Job — Set out everything from the line containing "List UI elements" down to the line containing "bus 26 — [296, 74, 383, 83]" in the records below as a numbered list, omitting any blank lines.

Listed records —
________________

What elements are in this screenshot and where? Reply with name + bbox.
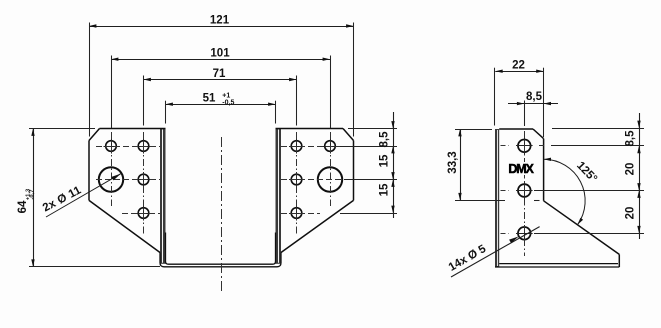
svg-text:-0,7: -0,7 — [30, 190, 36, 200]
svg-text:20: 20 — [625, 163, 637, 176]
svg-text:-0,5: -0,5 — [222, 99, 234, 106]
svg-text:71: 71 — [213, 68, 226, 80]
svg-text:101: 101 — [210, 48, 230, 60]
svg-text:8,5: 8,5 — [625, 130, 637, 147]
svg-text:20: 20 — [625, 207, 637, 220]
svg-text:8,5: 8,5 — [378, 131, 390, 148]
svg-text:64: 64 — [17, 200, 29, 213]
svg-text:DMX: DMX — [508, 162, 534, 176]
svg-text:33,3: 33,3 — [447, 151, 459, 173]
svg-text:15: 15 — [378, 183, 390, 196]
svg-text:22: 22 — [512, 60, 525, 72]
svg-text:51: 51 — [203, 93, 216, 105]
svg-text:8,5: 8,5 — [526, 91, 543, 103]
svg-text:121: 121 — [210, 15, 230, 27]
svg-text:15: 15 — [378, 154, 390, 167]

________________

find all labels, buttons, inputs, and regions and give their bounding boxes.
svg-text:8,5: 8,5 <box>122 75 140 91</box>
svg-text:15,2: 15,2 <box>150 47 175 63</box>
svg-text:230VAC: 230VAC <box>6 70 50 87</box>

________________

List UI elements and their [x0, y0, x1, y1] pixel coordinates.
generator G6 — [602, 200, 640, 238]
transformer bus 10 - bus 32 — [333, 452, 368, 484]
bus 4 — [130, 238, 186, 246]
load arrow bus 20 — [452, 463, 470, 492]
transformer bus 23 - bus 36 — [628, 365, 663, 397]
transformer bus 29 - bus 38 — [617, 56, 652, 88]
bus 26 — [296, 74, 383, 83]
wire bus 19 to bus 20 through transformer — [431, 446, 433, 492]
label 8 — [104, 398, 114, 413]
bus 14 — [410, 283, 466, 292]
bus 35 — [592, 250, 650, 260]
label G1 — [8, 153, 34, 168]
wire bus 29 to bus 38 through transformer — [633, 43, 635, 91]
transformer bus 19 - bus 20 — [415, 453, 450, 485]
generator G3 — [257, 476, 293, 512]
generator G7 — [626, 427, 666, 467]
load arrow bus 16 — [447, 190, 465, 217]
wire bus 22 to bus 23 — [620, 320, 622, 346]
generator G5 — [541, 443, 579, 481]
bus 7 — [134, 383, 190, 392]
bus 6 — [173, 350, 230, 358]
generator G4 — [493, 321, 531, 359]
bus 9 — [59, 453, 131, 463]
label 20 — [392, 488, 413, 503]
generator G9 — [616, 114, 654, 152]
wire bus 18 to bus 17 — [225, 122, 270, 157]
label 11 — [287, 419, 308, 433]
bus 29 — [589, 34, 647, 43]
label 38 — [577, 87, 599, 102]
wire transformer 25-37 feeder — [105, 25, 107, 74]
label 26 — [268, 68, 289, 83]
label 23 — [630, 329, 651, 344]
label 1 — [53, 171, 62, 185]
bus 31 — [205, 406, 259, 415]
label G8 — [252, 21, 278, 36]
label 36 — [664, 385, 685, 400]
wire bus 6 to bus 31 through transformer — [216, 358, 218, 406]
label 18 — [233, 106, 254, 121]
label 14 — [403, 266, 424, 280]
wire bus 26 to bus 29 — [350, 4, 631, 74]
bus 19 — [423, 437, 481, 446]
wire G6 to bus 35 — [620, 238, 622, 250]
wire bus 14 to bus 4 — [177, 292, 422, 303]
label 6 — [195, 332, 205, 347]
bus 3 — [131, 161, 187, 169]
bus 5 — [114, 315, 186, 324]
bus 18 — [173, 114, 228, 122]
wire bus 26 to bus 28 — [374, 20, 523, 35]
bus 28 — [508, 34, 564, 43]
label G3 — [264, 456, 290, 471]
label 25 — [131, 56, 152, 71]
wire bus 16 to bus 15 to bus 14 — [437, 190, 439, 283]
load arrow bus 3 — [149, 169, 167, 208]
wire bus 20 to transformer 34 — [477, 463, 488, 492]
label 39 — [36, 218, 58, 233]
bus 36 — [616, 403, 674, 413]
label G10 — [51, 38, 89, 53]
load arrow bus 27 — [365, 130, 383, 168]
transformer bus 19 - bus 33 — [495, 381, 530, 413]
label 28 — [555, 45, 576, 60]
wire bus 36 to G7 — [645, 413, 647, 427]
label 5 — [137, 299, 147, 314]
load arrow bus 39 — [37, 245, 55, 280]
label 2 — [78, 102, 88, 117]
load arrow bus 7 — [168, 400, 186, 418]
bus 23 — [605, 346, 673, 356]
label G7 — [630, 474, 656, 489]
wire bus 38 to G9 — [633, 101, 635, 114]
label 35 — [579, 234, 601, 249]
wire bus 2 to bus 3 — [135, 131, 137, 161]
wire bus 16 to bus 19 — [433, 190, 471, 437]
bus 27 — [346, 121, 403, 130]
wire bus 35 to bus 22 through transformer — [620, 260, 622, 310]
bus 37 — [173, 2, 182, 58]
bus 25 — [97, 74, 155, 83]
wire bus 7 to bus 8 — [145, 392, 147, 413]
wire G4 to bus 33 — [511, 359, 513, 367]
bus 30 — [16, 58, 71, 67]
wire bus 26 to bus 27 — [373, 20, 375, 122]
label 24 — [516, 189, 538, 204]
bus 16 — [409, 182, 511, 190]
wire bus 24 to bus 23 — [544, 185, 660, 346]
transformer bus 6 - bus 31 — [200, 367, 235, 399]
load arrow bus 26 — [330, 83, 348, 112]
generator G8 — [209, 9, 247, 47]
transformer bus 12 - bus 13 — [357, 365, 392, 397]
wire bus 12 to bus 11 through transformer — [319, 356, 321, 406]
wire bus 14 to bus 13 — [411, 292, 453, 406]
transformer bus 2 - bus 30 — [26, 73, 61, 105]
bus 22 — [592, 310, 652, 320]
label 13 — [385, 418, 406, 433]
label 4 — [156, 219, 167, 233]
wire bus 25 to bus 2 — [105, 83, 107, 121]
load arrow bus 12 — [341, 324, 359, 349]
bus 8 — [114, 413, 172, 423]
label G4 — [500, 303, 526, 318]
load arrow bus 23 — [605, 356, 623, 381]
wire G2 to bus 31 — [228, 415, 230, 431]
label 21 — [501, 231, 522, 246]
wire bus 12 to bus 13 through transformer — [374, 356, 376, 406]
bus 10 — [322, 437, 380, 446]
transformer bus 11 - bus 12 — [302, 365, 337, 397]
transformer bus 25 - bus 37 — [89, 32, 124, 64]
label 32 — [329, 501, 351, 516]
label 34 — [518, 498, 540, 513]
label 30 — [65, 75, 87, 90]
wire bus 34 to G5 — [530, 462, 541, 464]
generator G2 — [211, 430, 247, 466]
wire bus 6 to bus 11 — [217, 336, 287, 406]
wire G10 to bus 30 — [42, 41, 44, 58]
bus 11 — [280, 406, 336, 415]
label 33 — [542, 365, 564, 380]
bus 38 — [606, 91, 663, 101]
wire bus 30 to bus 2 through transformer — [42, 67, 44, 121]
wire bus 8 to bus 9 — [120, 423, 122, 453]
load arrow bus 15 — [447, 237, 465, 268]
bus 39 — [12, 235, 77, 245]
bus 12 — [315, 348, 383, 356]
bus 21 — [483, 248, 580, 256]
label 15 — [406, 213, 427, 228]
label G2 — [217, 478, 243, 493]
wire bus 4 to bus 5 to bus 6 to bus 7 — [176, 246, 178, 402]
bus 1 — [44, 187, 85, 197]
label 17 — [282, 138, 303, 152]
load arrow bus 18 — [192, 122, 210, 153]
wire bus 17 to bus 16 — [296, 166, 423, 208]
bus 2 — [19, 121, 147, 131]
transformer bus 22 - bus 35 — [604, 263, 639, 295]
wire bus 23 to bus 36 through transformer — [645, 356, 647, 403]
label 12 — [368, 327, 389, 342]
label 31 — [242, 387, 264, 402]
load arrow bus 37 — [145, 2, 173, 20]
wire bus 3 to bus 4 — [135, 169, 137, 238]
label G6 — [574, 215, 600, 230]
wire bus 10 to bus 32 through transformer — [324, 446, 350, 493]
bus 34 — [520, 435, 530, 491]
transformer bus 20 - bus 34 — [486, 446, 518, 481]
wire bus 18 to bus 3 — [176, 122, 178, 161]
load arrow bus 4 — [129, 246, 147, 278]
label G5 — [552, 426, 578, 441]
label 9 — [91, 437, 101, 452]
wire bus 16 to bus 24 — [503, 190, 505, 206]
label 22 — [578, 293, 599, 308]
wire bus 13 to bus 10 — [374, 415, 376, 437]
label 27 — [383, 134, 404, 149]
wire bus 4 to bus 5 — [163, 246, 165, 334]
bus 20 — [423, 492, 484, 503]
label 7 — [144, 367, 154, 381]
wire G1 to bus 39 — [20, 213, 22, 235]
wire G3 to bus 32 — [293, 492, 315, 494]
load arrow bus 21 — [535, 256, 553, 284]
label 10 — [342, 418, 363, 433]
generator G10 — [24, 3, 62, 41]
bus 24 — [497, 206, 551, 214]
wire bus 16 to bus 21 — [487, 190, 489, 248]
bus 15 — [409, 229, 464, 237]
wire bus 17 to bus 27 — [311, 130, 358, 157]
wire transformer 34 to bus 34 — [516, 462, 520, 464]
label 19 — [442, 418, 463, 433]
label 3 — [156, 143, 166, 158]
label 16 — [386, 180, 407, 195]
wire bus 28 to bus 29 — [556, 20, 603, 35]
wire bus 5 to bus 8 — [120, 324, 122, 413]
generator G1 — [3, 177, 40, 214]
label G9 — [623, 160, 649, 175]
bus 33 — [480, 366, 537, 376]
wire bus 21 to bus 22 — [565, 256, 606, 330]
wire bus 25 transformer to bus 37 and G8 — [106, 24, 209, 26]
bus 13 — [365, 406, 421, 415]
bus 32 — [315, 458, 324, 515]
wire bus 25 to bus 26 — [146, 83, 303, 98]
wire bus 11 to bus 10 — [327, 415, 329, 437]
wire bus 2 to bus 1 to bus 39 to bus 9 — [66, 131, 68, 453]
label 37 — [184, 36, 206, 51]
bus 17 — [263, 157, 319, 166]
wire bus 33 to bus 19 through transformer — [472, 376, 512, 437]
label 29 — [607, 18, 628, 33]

________________

Answer to this problem —
1. List UI elements and their [x0, y0, x1, y1] pixel coordinates.
2. generator G6 — [602, 200, 640, 238]
3. transformer bus 10 - bus 32 — [333, 452, 368, 484]
4. bus 4 — [130, 238, 186, 246]
5. load arrow bus 20 — [452, 463, 470, 492]
6. transformer bus 23 - bus 36 — [628, 365, 663, 397]
7. transformer bus 29 - bus 38 — [617, 56, 652, 88]
8. bus 26 — [296, 74, 383, 83]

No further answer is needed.